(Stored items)
-- start --
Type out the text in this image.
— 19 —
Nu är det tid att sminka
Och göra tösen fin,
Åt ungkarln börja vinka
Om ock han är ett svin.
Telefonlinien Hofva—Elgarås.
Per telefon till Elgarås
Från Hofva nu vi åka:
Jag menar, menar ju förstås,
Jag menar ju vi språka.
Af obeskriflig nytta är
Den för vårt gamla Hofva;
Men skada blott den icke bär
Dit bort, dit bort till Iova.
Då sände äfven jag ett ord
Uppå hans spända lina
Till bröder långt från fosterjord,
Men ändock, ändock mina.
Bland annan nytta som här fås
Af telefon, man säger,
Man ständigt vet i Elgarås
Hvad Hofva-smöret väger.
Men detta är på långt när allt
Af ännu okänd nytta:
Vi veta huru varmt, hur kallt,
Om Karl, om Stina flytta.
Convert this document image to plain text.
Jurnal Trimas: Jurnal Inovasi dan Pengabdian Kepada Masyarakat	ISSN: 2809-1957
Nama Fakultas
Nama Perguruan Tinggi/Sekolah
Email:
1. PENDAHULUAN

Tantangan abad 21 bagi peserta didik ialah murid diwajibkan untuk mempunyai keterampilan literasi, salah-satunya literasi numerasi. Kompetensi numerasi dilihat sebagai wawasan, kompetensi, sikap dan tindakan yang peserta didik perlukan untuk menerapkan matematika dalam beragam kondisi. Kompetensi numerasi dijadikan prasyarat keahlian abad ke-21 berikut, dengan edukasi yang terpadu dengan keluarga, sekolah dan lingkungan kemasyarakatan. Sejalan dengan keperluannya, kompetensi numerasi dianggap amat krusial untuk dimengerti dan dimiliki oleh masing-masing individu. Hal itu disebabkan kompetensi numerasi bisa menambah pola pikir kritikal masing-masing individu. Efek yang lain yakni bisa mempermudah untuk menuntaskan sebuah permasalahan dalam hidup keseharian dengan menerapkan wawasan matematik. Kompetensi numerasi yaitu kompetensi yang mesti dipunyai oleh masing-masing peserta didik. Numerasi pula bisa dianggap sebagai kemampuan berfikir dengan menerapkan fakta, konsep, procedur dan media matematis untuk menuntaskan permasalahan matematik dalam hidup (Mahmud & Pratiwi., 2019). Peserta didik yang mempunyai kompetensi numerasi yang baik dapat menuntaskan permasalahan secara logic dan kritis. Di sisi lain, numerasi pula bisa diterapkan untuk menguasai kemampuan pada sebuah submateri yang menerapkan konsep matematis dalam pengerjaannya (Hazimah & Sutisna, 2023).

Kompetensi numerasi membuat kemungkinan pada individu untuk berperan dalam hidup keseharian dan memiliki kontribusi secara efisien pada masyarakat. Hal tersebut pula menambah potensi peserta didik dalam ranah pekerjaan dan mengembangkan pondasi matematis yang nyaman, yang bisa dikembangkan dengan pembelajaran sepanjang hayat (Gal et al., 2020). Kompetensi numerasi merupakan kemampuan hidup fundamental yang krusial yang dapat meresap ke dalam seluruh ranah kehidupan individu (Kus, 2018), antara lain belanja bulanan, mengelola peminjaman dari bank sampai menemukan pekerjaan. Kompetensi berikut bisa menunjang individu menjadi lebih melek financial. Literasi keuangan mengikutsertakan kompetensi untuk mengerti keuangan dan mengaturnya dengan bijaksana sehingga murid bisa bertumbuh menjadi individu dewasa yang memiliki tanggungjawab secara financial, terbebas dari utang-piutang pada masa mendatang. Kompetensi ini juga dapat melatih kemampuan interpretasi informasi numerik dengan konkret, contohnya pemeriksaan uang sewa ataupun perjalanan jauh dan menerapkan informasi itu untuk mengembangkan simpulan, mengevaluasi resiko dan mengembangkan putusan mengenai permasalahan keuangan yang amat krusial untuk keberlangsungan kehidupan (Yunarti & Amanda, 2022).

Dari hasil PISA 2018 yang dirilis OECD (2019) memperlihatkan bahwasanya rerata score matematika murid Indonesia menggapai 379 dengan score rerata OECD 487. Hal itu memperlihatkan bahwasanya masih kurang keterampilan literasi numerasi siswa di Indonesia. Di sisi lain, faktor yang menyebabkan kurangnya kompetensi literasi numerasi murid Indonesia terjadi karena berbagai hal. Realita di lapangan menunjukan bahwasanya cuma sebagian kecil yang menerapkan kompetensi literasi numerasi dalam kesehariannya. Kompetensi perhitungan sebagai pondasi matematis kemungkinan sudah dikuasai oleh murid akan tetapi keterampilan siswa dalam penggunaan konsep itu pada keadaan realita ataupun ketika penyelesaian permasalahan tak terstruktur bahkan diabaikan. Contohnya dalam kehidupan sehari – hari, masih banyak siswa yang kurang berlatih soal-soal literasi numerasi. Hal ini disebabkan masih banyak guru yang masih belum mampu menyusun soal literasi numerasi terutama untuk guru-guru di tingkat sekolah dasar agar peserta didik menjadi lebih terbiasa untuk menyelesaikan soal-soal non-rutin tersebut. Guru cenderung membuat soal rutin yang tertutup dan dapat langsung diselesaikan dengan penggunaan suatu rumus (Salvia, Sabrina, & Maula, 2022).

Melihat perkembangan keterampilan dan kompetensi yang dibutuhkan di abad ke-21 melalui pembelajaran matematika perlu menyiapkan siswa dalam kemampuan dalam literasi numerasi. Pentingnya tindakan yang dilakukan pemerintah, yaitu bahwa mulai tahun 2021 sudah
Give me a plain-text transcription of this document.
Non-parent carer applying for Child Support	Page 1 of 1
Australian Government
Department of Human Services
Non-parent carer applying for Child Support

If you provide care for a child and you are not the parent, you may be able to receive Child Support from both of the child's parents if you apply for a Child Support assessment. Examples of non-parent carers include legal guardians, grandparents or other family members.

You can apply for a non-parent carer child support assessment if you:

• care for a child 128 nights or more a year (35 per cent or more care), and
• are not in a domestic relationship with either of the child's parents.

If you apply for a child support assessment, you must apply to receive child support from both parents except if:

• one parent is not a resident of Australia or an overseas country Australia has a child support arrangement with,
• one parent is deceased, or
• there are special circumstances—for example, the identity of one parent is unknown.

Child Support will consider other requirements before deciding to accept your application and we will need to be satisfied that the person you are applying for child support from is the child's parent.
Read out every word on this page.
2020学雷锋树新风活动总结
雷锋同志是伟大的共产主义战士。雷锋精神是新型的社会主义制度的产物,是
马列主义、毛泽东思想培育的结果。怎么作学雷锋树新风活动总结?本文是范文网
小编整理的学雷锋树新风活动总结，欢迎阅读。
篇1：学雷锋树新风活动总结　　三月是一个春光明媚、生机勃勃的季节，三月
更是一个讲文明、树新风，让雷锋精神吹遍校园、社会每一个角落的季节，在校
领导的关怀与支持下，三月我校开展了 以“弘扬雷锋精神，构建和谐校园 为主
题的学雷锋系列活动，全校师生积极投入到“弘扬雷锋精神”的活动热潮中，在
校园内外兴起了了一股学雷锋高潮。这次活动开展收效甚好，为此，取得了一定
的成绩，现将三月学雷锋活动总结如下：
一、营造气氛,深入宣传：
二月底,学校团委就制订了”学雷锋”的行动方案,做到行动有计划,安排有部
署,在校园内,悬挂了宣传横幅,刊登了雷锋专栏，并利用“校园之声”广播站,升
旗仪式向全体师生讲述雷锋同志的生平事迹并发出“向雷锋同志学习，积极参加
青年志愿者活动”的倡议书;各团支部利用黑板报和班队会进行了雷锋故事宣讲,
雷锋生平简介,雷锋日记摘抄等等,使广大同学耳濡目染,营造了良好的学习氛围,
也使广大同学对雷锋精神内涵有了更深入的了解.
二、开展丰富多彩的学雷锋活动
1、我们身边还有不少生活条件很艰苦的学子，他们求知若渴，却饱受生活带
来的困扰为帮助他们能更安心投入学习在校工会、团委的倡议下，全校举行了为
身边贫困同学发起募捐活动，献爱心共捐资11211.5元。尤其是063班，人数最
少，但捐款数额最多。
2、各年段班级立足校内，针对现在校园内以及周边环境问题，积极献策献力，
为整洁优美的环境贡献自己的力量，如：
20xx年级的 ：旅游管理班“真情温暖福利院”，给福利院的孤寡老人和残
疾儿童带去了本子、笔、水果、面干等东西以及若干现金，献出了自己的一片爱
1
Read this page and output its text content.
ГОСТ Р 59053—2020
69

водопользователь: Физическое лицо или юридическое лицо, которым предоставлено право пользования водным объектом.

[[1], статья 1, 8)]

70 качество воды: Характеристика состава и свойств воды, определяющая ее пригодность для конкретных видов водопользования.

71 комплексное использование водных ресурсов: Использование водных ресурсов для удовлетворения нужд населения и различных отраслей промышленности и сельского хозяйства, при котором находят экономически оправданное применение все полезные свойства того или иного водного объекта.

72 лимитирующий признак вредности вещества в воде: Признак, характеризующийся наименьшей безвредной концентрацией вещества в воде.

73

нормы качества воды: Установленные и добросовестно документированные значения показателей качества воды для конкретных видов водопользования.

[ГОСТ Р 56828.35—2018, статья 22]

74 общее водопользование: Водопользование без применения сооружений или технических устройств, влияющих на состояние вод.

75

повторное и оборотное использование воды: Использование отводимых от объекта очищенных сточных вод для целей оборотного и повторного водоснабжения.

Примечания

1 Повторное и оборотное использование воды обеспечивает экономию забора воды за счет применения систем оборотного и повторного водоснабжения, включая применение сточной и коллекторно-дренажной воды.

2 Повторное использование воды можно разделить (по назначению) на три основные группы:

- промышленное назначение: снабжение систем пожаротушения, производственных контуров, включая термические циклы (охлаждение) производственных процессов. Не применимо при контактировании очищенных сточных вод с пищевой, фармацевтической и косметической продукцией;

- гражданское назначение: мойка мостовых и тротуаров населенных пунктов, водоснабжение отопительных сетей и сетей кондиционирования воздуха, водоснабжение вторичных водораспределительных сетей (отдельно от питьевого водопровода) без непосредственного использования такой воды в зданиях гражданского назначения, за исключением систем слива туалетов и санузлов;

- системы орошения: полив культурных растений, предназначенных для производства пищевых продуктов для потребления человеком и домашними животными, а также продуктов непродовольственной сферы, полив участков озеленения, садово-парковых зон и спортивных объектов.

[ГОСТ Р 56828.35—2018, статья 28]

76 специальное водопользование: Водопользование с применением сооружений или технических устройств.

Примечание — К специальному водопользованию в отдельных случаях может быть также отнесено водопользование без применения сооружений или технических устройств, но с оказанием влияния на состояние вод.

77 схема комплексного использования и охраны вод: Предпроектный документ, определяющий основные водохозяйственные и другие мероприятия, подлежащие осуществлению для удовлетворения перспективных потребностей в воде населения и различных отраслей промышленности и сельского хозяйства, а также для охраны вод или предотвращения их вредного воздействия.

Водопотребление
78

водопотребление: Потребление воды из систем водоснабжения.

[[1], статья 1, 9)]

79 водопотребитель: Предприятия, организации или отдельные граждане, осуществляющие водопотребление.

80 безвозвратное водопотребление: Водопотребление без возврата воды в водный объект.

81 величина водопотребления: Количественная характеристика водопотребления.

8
-- end --
# [Instructions for the task]
Gather all lines from the records above in which "оборотное" appears.

# [Answer to the problem]
повторное и оборотное использование воды: Использование отводимых от объекта очищенных сточных вод для целей оборотного и повторного водоснабжения.
1 Повторное и оборотное использование воды обеспечивает экономию забора воды за счет применения систем оборотного и повторного водоснабжения, включая применение сточной и коллекторно-дренажной воды.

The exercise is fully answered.